[Dataset items]

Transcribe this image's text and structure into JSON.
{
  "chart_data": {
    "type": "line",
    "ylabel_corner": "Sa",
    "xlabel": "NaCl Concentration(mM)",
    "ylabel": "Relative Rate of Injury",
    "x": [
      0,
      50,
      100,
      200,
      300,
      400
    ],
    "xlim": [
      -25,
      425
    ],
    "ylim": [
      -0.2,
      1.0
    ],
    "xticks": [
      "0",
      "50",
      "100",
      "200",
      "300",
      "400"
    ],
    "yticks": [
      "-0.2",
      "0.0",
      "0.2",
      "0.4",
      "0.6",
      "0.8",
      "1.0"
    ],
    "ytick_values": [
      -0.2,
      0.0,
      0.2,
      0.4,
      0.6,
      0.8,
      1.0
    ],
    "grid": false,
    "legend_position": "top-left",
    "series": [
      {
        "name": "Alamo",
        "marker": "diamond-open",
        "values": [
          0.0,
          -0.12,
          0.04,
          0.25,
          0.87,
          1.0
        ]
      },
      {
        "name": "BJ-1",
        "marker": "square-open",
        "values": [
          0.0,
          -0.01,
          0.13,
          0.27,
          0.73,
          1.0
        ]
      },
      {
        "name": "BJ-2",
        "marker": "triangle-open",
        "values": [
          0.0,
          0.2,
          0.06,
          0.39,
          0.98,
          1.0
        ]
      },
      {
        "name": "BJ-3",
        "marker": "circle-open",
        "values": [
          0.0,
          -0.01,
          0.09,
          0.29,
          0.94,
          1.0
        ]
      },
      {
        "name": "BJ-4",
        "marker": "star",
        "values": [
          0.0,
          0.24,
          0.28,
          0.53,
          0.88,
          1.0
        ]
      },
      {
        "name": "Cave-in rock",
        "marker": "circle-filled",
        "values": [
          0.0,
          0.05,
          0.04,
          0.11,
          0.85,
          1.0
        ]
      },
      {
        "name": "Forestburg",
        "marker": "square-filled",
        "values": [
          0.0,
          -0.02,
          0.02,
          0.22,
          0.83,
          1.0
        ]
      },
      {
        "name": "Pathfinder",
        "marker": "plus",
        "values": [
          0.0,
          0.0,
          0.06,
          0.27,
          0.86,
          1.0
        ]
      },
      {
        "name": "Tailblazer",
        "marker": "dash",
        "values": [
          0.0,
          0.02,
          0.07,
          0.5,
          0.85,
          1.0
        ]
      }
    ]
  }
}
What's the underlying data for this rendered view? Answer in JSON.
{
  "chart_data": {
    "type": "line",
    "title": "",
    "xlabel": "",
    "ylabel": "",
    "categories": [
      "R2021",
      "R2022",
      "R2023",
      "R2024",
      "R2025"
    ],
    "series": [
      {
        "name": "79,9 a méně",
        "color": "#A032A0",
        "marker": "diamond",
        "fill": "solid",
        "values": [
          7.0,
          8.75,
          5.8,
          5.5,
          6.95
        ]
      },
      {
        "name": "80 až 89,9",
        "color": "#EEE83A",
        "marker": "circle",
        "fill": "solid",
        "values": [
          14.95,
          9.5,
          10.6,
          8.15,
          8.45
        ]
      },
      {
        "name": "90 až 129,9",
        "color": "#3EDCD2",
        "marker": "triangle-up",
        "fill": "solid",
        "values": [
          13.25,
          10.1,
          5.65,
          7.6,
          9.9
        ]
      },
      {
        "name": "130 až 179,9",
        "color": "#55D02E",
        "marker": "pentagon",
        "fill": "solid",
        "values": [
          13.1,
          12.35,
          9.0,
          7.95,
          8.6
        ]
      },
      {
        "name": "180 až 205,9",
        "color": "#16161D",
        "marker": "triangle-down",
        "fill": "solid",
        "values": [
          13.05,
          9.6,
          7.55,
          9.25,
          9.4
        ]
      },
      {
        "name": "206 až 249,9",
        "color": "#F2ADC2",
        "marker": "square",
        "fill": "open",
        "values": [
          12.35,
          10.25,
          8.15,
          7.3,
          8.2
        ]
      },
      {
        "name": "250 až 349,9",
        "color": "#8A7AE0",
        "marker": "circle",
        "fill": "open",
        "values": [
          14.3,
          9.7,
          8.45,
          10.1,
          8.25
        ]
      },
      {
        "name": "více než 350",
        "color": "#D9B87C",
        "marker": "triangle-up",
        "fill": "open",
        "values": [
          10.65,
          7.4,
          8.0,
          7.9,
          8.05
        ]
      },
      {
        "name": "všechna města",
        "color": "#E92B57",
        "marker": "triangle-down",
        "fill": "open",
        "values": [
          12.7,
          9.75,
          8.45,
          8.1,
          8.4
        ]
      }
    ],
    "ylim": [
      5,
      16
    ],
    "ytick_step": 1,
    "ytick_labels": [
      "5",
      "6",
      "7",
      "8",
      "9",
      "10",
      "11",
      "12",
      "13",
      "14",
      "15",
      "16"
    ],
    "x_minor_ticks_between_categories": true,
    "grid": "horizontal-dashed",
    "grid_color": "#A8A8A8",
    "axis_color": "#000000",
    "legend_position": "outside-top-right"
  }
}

§ **AIM OF THE TASK**:
Check each line of the listing above for the string "filled", then report only how many lines have it.

§ **FINAL RESULT**:
2